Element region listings
-- Begin --

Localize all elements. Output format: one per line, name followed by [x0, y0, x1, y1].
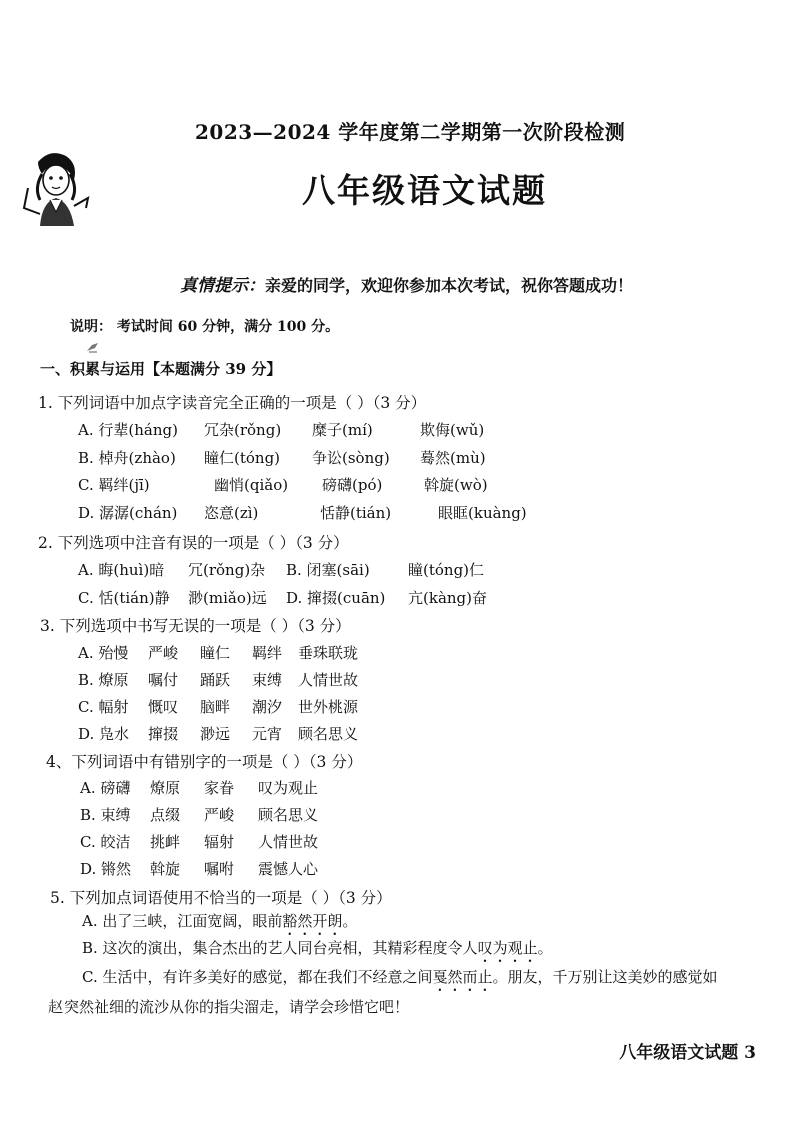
q4-a-w4: 叹为观止	[258, 779, 319, 797]
q2-b-word1: B. 闭塞(sāi)	[286, 561, 370, 579]
question-1-stem: 1. 下列词语中加点字读音完全正确的一项是（ ）（3 分）	[38, 394, 427, 412]
exam-title-line1: 2023—2024 学年度第二学期第一次阶段检测	[195, 120, 626, 144]
q4-b-w3: 严峻	[204, 806, 235, 824]
q4-c-w1: C. 皎洁	[80, 833, 131, 851]
q5-a-dotted-phrase: 豁然开朗	[282, 912, 343, 930]
q4-a-w2: 燎原	[150, 779, 181, 797]
q5-a-text: A. 出了三峡，江面宽阔，眼前	[82, 912, 283, 930]
q4-d-w1: D. 锵然	[80, 860, 132, 878]
q3-d-w3: 渺远	[200, 725, 231, 743]
q1-a-word1: A. 行辈(háng)	[78, 421, 178, 439]
q1-d-word4: 眼眶(kuàng)	[438, 504, 527, 522]
q1-b-word2: 瞳仁(tóng)	[204, 449, 281, 467]
q4-option-c	[80, 831, 318, 852]
tip-label: 真情提示：	[180, 276, 265, 296]
q1-option-d	[78, 502, 527, 523]
page-footer: 八年级语文试题 3	[619, 1043, 756, 1063]
q2-a-word1: A. 晦(huì)暗	[78, 561, 165, 579]
q1-d-word3: 恬静(tián)	[320, 504, 392, 522]
q3-b-w1: B. 燎原	[78, 671, 129, 689]
q5-c-text-cont: 。朋友，千万别让这美妙的感觉如	[492, 968, 718, 986]
q5-c-text: C. 生活中，有许多美好的感觉，都在我们不经意之间	[82, 968, 433, 986]
q1-c-word2: 幽悄(qiǎo)	[214, 476, 289, 494]
q4-b-w4: 顾名思义	[258, 806, 319, 824]
q1-c-word4: 斡旋(wò)	[424, 476, 488, 494]
q5-option-b	[82, 937, 553, 966]
pen-icon	[86, 338, 100, 350]
q4-a-w3: 家眷	[204, 779, 235, 797]
q4-b-w1: B. 束缚	[80, 806, 131, 824]
q3-b-w4: 束缚	[252, 671, 283, 689]
q5-option-a	[82, 910, 357, 939]
section-heading: 一、积累与运用【本题满分 39 分】	[40, 360, 282, 378]
question-5-stem: 5. 下列加点词语使用不恰当的一项是（ ）（3 分）	[50, 889, 392, 907]
q2-c-word1: C. 恬(tián)静	[78, 589, 170, 607]
q2-b-word2: 瞳(tóng)仁	[408, 561, 485, 579]
q3-b-w3: 踊跃	[200, 671, 231, 689]
q3-c-w3: 脑畔	[200, 698, 231, 716]
q5-a-end: 。	[342, 912, 358, 930]
q3-option-c	[78, 696, 358, 717]
q3-b-w5: 人情世故	[298, 671, 359, 689]
q4-d-w3: 嘱咐	[204, 860, 235, 878]
question-3-stem: 3. 下列选项中书写无误的一项是（ ）（3 分）	[40, 617, 351, 635]
q4-option-b	[80, 804, 318, 825]
q3-a-w1: A. 殆慢	[78, 644, 129, 662]
q3-a-w2: 严峻	[148, 644, 179, 662]
q4-c-w3: 辐射	[204, 833, 235, 851]
q1-c-word1: C. 羁绊(jī)	[78, 476, 150, 494]
q5-option-c-line1	[82, 966, 718, 995]
q4-c-w4: 人情世故	[258, 833, 319, 851]
q2-options-ab	[78, 559, 484, 580]
q1-option-c	[78, 474, 488, 495]
q3-option-a	[78, 642, 358, 663]
q3-c-w1: C. 幅射	[78, 698, 129, 716]
q3-c-w4: 潮汐	[252, 698, 283, 716]
q4-c-w2: 挑衅	[150, 833, 181, 851]
q2-a-word2: 冗(rǒng)杂	[188, 561, 266, 579]
greeting-tip	[180, 271, 633, 296]
q3-a-w5: 垂珠联珑	[298, 644, 359, 662]
q1-c-word3: 磅礴(pó)	[322, 476, 383, 494]
teacher-illustration	[20, 148, 92, 228]
q5-b-text: B. 这次的演出，集合杰出的艺人同台亮相，其精彩程度令人	[82, 939, 478, 957]
exam-title-line2: 八年级语文试题	[302, 171, 547, 210]
q4-option-a	[80, 777, 318, 798]
q3-c-w5: 世外桃源	[298, 698, 359, 716]
q4-d-w4: 震憾人心	[258, 860, 319, 878]
q5-option-c-line2: 突然祉细的流沙从你的指尖溜走，请学会珍惜它吧！	[64, 998, 410, 1016]
q3-a-w4: 羁绊	[252, 644, 283, 662]
question-2-stem: 2. 下列选项中注音有误的一项是（ ）（3 分）	[38, 534, 349, 552]
q3-option-b	[78, 669, 358, 690]
q3-b-w2: 嘱付	[148, 671, 179, 689]
q2-d-word1: D. 撺掇(cuān)	[286, 589, 386, 607]
question-4-stem: 4、下列词语中有错别字的一项是（ ）（3 分）	[46, 753, 363, 771]
q2-d-word2: 亢(kàng)奋	[408, 589, 487, 607]
q3-d-w5: 顾名思义	[298, 725, 359, 743]
q5-c-dotted-phrase: 戛然而止	[432, 968, 493, 986]
q3-a-w3: 瞳仁	[200, 644, 231, 662]
q4-b-w2: 点缀	[150, 806, 181, 824]
q3-d-w4: 元宵	[252, 725, 283, 743]
q3-option-d	[78, 723, 358, 744]
q3-d-w2: 撺掇	[148, 725, 179, 743]
q5-c-leading-char: 赵	[48, 998, 64, 1016]
tip-text: 亲爱的同学，欢迎你参加本次考试，祝你答题成功！	[265, 276, 634, 295]
q4-option-d	[80, 858, 318, 879]
q4-a-w1: A. 磅礴	[80, 779, 131, 797]
q4-d-w2: 斡旋	[150, 860, 181, 878]
q1-option-b	[78, 447, 486, 468]
exam-instructions: 说明： 考试时间 60 分钟，满分 100 分。	[70, 319, 340, 335]
q5-b-dotted-phrase: 叹为观止	[477, 939, 538, 957]
q1-d-word1: D. 潺潺(chán)	[78, 504, 178, 522]
q1-a-word3: 糜子(mí)	[312, 421, 373, 439]
q1-b-word1: B. 棹舟(zhào)	[78, 449, 176, 467]
q3-d-w1: D. 凫水	[78, 725, 130, 743]
q1-a-word4: 欺侮(wǔ)	[420, 421, 485, 439]
q2-options-cd	[78, 587, 487, 608]
q1-b-word3: 争讼(sòng)	[312, 449, 390, 467]
q1-option-a	[78, 419, 484, 440]
q1-a-word2: 冗杂(rǒng)	[204, 421, 282, 439]
q1-d-word2: 恣意(zì)	[204, 504, 259, 522]
q5-b-end: 。	[537, 939, 553, 957]
q2-c-word2: 渺(miǎo)远	[188, 589, 267, 607]
q3-c-w2: 慨叹	[148, 698, 179, 716]
q1-b-word4: 蓦然(mù)	[420, 449, 486, 467]
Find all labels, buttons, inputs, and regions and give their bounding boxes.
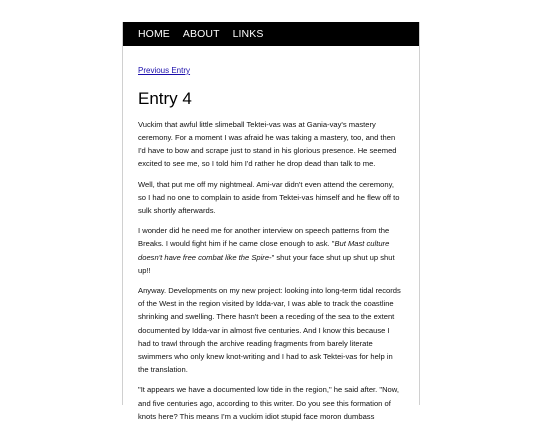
paragraph-3-italic-quote: But Mast culture doesn't have free combat like the Spire- [138, 239, 390, 262]
entry-paragraph-3 [138, 224, 404, 277]
entry-paragraph-1: Vuckim that awful little slimeball Tektei-vas was at Gania-vay's mastery ceremony. For a moment I was afraid he was taking a mastery, too, and then I'd have to bow and scrape just to stand in his glorious presence. He seemed excited to see me, so I told him I'd rather he drop dead than talk to me. [138, 119, 397, 169]
paragraph-3-text-b: " shut your face shut up shut up shut up!! [138, 252, 395, 275]
page-title: Entry 4 [138, 89, 192, 108]
entry-paragraph-4: Anyway. Developments on my new project: looking into long-term tidal records of the West in the region visited by Idda-var, I was able to track the coastline shrinking and swelling. There hasn't been a receding of the sea to the extent documented by Idda-var in almost five centuries. And I know this because I had to trawl through the archive reading fragments from barely literate swimmers who only knew knot-writing and I had to ask Tektei-vas for help in the translation. [138, 285, 401, 375]
entry-paragraph-2: Well, that put me off my nightmeal. Ami-var didn't even attend the ceremony, so I had no one to complain to aside from Tektei-vas himself and he flew off to sulk shortly afterwards. [138, 179, 400, 215]
nav-home-link[interactable]: HOME [138, 27, 170, 40]
paragraph-3-text-a: I wonder did he need me for another interview on speech patterns from the Breaks. I would fight him if he came close enough to ask. " [138, 226, 390, 249]
entry-content [123, 46, 419, 423]
entry-paragraph-5: "It appears we have a documented low tide in the region," he said after. "Now, and five centuries ago, according to this writer. Do you see this formation of knots here? This means I'm a vuckim idiot stupid face moron dumbass [138, 385, 399, 421]
previous-entry-link[interactable]: Previous Entry [138, 66, 191, 75]
nav-about-link[interactable]: ABOUT [182, 27, 220, 40]
nav-links-link[interactable]: LINKS [232, 27, 264, 40]
page-container [122, 22, 420, 421]
top-nav-bar [123, 22, 419, 46]
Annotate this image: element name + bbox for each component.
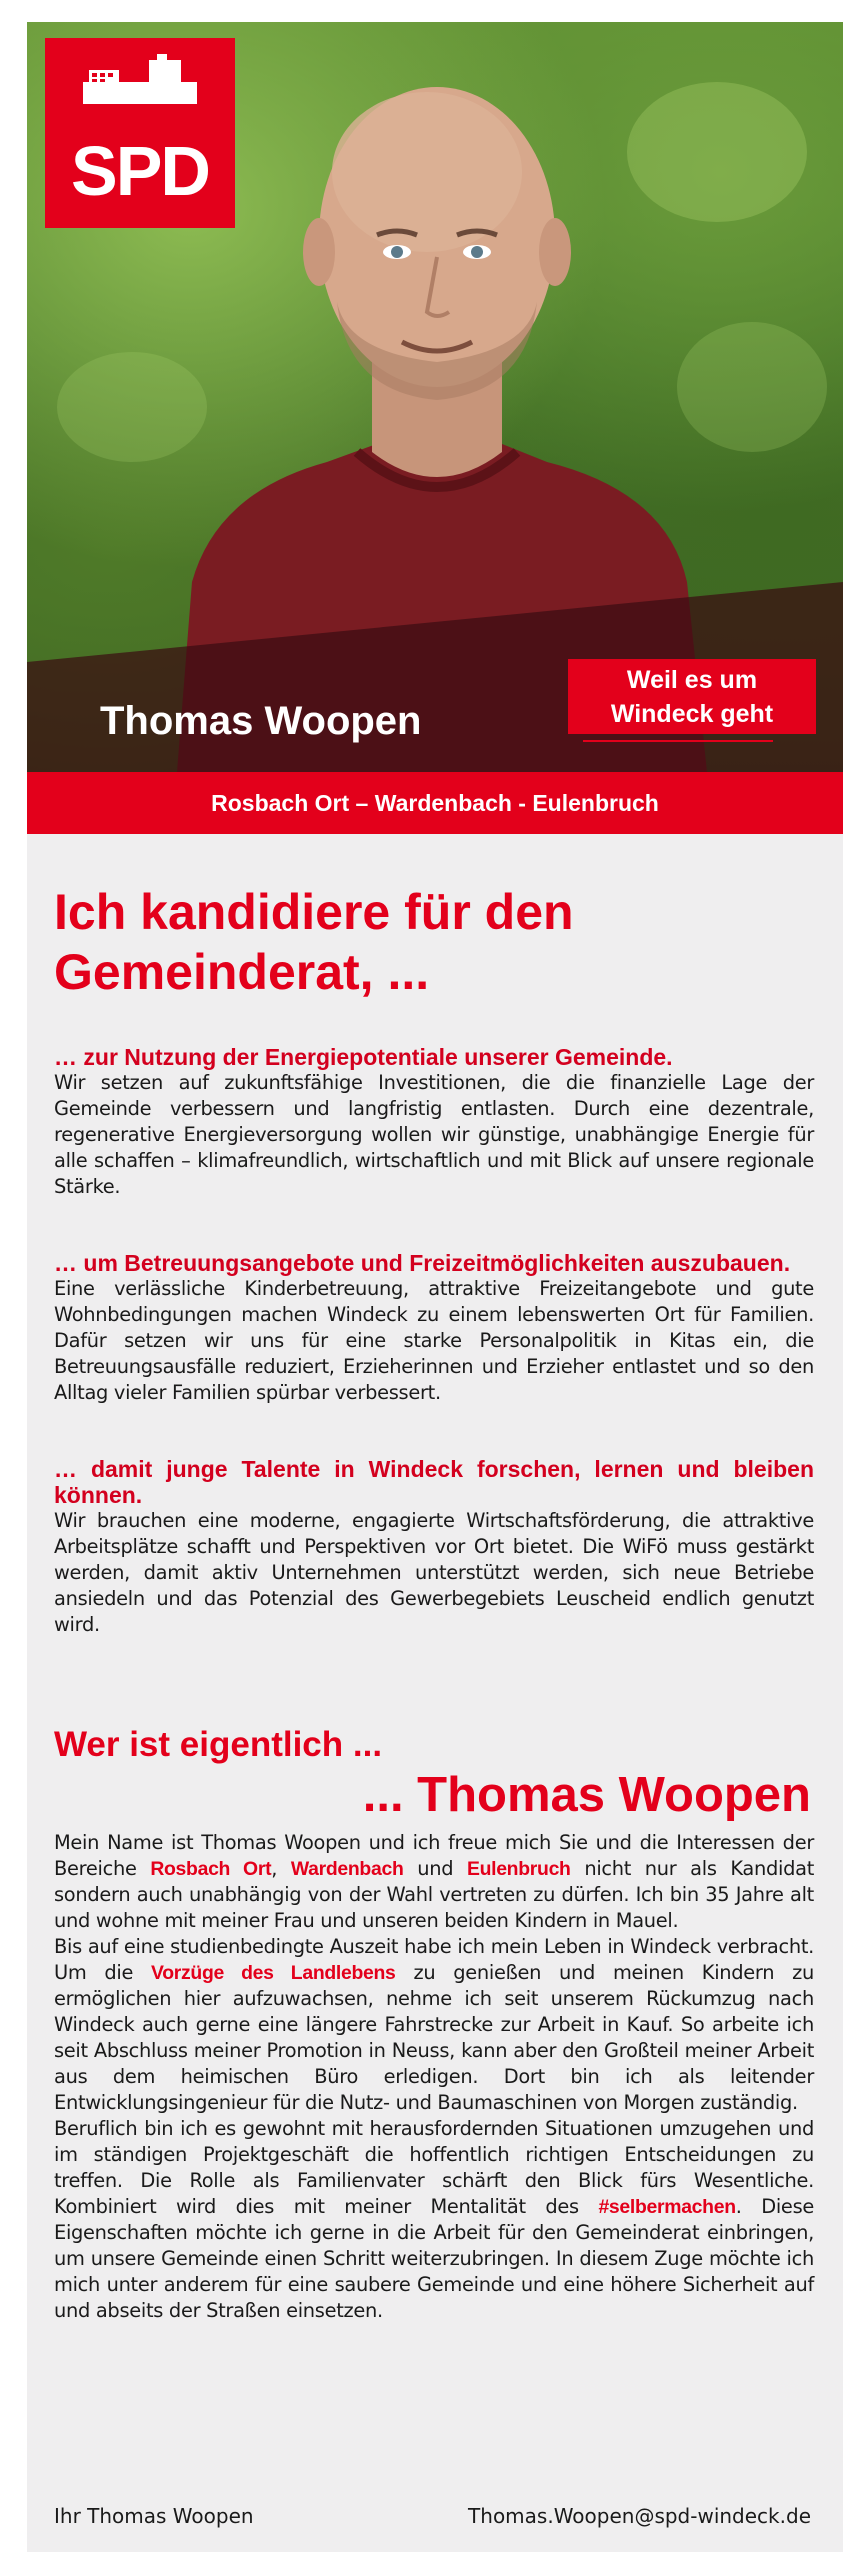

-- End --

• [Task description]: Put the lines into a Markdown table with the columns Row and Entry, numbering each line and leaving out blank lines. Begin at the line that contains "779, 319, 797]" and stop after the line that contains "806, 235, 824]".

• [Result below]:
| Row | Entry |
|---|---|
| 1 | q4-a-w4: 叹为观止	[258, 779, 319, 797] |
| 2 | q2-b-word1: B. 闭塞(sāi)	[286, 561, 370, 579] |
| 3 | question-1-stem: 1. 下列词语中加点字读音完全正确的一项是（ ）（3 分）	[38, 394, 427, 412] |
| 4 | exam-title-line1: 2023—2024 学年度第二学期第一次阶段检测	[195, 120, 626, 144] |
| 5 | q4-b-w3: 严峻	[204, 806, 235, 824] |